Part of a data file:
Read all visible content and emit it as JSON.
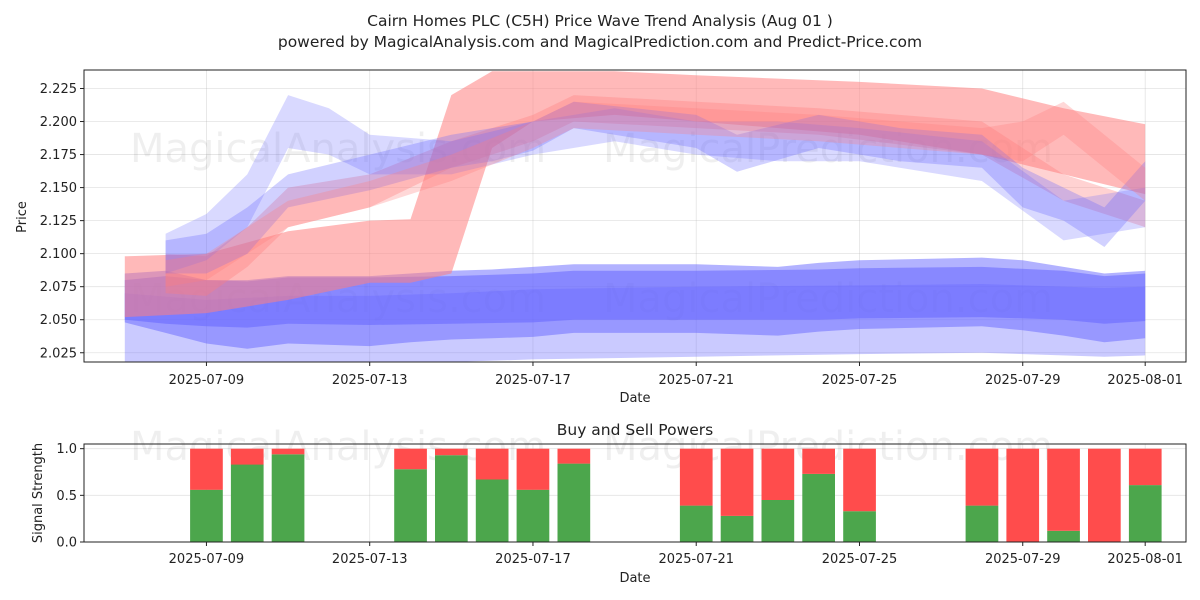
{
  "titles": {
    "line1": "Cairn Homes PLC (C5H) Price Wave Trend Analysis (Aug 01 )",
    "line2": "powered by MagicalAnalysis.com and MagicalPrediction.com and Predict-Price.com",
    "subplot": "Buy and Sell Powers"
  },
  "watermarks": {
    "left": "MagicalAnalysis.com",
    "right": "MagicalPrediction.com"
  },
  "colors": {
    "buy": "#4ca64c",
    "sell": "#ff4c4c",
    "blue_band": "#6666ff",
    "red_band": "#ff7f7f"
  },
  "chart_data": [
    {
      "type": "area",
      "xlabel": "Date",
      "ylabel": "Price",
      "x_ticks": [
        "2025-07-09",
        "2025-07-13",
        "2025-07-17",
        "2025-07-21",
        "2025-07-25",
        "2025-07-29",
        "2025-08-01"
      ],
      "y_ticks": [
        "2.025",
        "2.050",
        "2.075",
        "2.100",
        "2.125",
        "2.150",
        "2.175",
        "2.200",
        "2.225"
      ],
      "ylim": [
        2.018,
        2.239
      ],
      "xlim": [
        "2025-07-06",
        "2025-08-02"
      ],
      "grid": true,
      "series": [
        {
          "color": "blue",
          "opacity": 0.5,
          "x": [
            "2025-07-07",
            "2025-07-08",
            "2025-07-09",
            "2025-07-10",
            "2025-07-11",
            "2025-07-13",
            "2025-07-14",
            "2025-07-15",
            "2025-07-16",
            "2025-07-17",
            "2025-07-18",
            "2025-07-19",
            "2025-07-21",
            "2025-07-23",
            "2025-07-24",
            "2025-07-25",
            "2025-07-28",
            "2025-07-29",
            "2025-07-30",
            "2025-07-31",
            "2025-08-01"
          ],
          "upper": [
            2.085,
            2.087,
            2.08,
            2.08,
            2.083,
            2.083,
            2.085,
            2.087,
            2.088,
            2.09,
            2.092,
            2.092,
            2.092,
            2.09,
            2.093,
            2.095,
            2.097,
            2.095,
            2.09,
            2.085,
            2.087
          ],
          "lower": [
            2.048,
            2.04,
            2.032,
            2.028,
            2.032,
            2.03,
            2.033,
            2.035,
            2.036,
            2.037,
            2.04,
            2.04,
            2.04,
            2.038,
            2.041,
            2.043,
            2.045,
            2.042,
            2.038,
            2.033,
            2.036
          ]
        },
        {
          "color": "blue",
          "opacity": 0.55,
          "x": [
            "2025-07-07",
            "2025-07-08",
            "2025-07-09",
            "2025-07-10",
            "2025-07-11",
            "2025-07-13",
            "2025-07-15",
            "2025-07-17",
            "2025-07-18",
            "2025-07-21",
            "2025-07-24",
            "2025-07-25",
            "2025-07-28",
            "2025-07-30",
            "2025-07-31",
            "2025-08-01"
          ],
          "upper": [
            2.08,
            2.083,
            2.08,
            2.079,
            2.082,
            2.082,
            2.083,
            2.085,
            2.087,
            2.087,
            2.088,
            2.089,
            2.09,
            2.087,
            2.083,
            2.085
          ],
          "lower": [
            2.05,
            2.047,
            2.045,
            2.044,
            2.047,
            2.046,
            2.047,
            2.048,
            2.05,
            2.05,
            2.05,
            2.051,
            2.052,
            2.05,
            2.047,
            2.049
          ]
        },
        {
          "color": "blue",
          "opacity": 0.35,
          "x": [
            "2025-07-07",
            "2025-07-09",
            "2025-07-11",
            "2025-07-13",
            "2025-07-15",
            "2025-07-17",
            "2025-07-21",
            "2025-07-25",
            "2025-07-28",
            "2025-07-31",
            "2025-08-01"
          ],
          "upper": [
            2.07,
            2.065,
            2.068,
            2.068,
            2.07,
            2.073,
            2.075,
            2.076,
            2.077,
            2.074,
            2.075
          ],
          "lower": [
            2.018,
            2.012,
            2.015,
            2.015,
            2.018,
            2.02,
            2.022,
            2.024,
            2.025,
            2.022,
            2.023
          ]
        },
        {
          "color": "red",
          "opacity": 0.55,
          "x": [
            "2025-07-07",
            "2025-07-09",
            "2025-07-11",
            "2025-07-13",
            "2025-07-14",
            "2025-07-15",
            "2025-07-16",
            "2025-07-17",
            "2025-07-19",
            "2025-07-21",
            "2025-07-25",
            "2025-07-28",
            "2025-07-30",
            "2025-08-01"
          ],
          "upper": [
            2.098,
            2.1,
            2.117,
            2.125,
            2.126,
            2.22,
            2.238,
            2.238,
            2.238,
            2.235,
            2.23,
            2.225,
            2.21,
            2.198
          ],
          "lower": [
            2.052,
            2.055,
            2.065,
            2.078,
            2.078,
            2.085,
            2.18,
            2.2,
            2.205,
            2.2,
            2.19,
            2.175,
            2.16,
            2.145
          ]
        },
        {
          "color": "red",
          "opacity": 0.35,
          "x": [
            "2025-07-08",
            "2025-07-09",
            "2025-07-10",
            "2025-07-11",
            "2025-07-13",
            "2025-07-15",
            "2025-07-17",
            "2025-07-18",
            "2025-07-21",
            "2025-07-24",
            "2025-07-28",
            "2025-07-30",
            "2025-08-01"
          ],
          "upper": [
            2.1,
            2.098,
            2.12,
            2.15,
            2.16,
            2.185,
            2.205,
            2.22,
            2.215,
            2.21,
            2.2,
            2.16,
            2.14
          ],
          "lower": [
            2.07,
            2.068,
            2.09,
            2.12,
            2.135,
            2.165,
            2.185,
            2.2,
            2.195,
            2.19,
            2.175,
            2.14,
            2.12
          ]
        },
        {
          "color": "blue",
          "opacity": 0.3,
          "x": [
            "2025-07-08",
            "2025-07-09",
            "2025-07-10",
            "2025-07-11",
            "2025-07-13",
            "2025-07-15",
            "2025-07-16",
            "2025-07-17",
            "2025-07-18",
            "2025-07-21",
            "2025-07-22",
            "2025-07-24",
            "2025-07-26",
            "2025-07-28",
            "2025-07-29",
            "2025-07-30",
            "2025-07-31",
            "2025-08-01"
          ],
          "upper": [
            2.11,
            2.115,
            2.135,
            2.16,
            2.175,
            2.19,
            2.195,
            2.2,
            2.215,
            2.205,
            2.19,
            2.205,
            2.195,
            2.19,
            2.165,
            2.15,
            2.135,
            2.17
          ],
          "lower": [
            2.085,
            2.085,
            2.1,
            2.135,
            2.148,
            2.165,
            2.17,
            2.178,
            2.195,
            2.18,
            2.162,
            2.18,
            2.17,
            2.165,
            2.135,
            2.125,
            2.105,
            2.14
          ]
        },
        {
          "color": "blue",
          "opacity": 0.25,
          "x": [
            "2025-07-08",
            "2025-07-09",
            "2025-07-10",
            "2025-07-11",
            "2025-07-12",
            "2025-07-13",
            "2025-07-15",
            "2025-07-17",
            "2025-07-19",
            "2025-07-21",
            "2025-07-23",
            "2025-07-25",
            "2025-07-28",
            "2025-07-30",
            "2025-08-01"
          ],
          "upper": [
            2.115,
            2.13,
            2.16,
            2.22,
            2.21,
            2.19,
            2.185,
            2.2,
            2.21,
            2.2,
            2.2,
            2.195,
            2.185,
            2.14,
            2.15
          ],
          "lower": [
            2.085,
            2.095,
            2.12,
            2.18,
            2.175,
            2.16,
            2.16,
            2.175,
            2.185,
            2.175,
            2.17,
            2.17,
            2.155,
            2.11,
            2.12
          ]
        },
        {
          "color": "red",
          "opacity": 0.3,
          "x": [
            "2025-07-08",
            "2025-07-09",
            "2025-07-11",
            "2025-07-13",
            "2025-07-15",
            "2025-07-17",
            "2025-07-18",
            "2025-07-21",
            "2025-07-24",
            "2025-07-26",
            "2025-07-28",
            "2025-07-29",
            "2025-07-30",
            "2025-08-01"
          ],
          "upper": [
            2.095,
            2.1,
            2.14,
            2.155,
            2.175,
            2.2,
            2.215,
            2.21,
            2.205,
            2.2,
            2.195,
            2.2,
            2.215,
            2.165
          ],
          "lower": [
            2.075,
            2.08,
            2.12,
            2.135,
            2.155,
            2.18,
            2.195,
            2.19,
            2.185,
            2.18,
            2.175,
            2.17,
            2.19,
            2.14
          ]
        }
      ]
    },
    {
      "type": "bar",
      "stacked": true,
      "title": "Buy and Sell Powers",
      "xlabel": "Date",
      "ylabel": "Signal Strength",
      "ylim": [
        0,
        1.05
      ],
      "y_ticks": [
        "0.0",
        "0.5",
        "1.0"
      ],
      "x_ticks": [
        "2025-07-09",
        "2025-07-13",
        "2025-07-17",
        "2025-07-21",
        "2025-07-25",
        "2025-07-29",
        "2025-08-01"
      ],
      "grid": true,
      "series": [
        {
          "name": "Buy",
          "color": "green"
        },
        {
          "name": "Sell",
          "color": "red"
        }
      ],
      "bars": [
        {
          "date": "2025-07-09",
          "buy": 0.56
        },
        {
          "date": "2025-07-10",
          "buy": 0.83
        },
        {
          "date": "2025-07-11",
          "buy": 0.94
        },
        {
          "date": "2025-07-14",
          "buy": 0.78
        },
        {
          "date": "2025-07-15",
          "buy": 0.93
        },
        {
          "date": "2025-07-16",
          "buy": 0.67
        },
        {
          "date": "2025-07-17",
          "buy": 0.56
        },
        {
          "date": "2025-07-18",
          "buy": 0.84
        },
        {
          "date": "2025-07-21",
          "buy": 0.39
        },
        {
          "date": "2025-07-22",
          "buy": 0.28
        },
        {
          "date": "2025-07-23",
          "buy": 0.45
        },
        {
          "date": "2025-07-24",
          "buy": 0.73
        },
        {
          "date": "2025-07-25",
          "buy": 0.33
        },
        {
          "date": "2025-07-28",
          "buy": 0.39
        },
        {
          "date": "2025-07-29",
          "buy": 0.0
        },
        {
          "date": "2025-07-30",
          "buy": 0.12
        },
        {
          "date": "2025-07-31",
          "buy": 0.0
        },
        {
          "date": "2025-08-01",
          "buy": 0.61
        }
      ]
    }
  ]
}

AIM:
Check each line of the entries above for the word "MagicalAnalysis". List the ones that have it.

COMPLETE ANSWER:
    "line2": "powered by MagicalAnalysis.com and MagicalPrediction.com and Predict-Price.com",
    "left": "MagicalAnalysis.com",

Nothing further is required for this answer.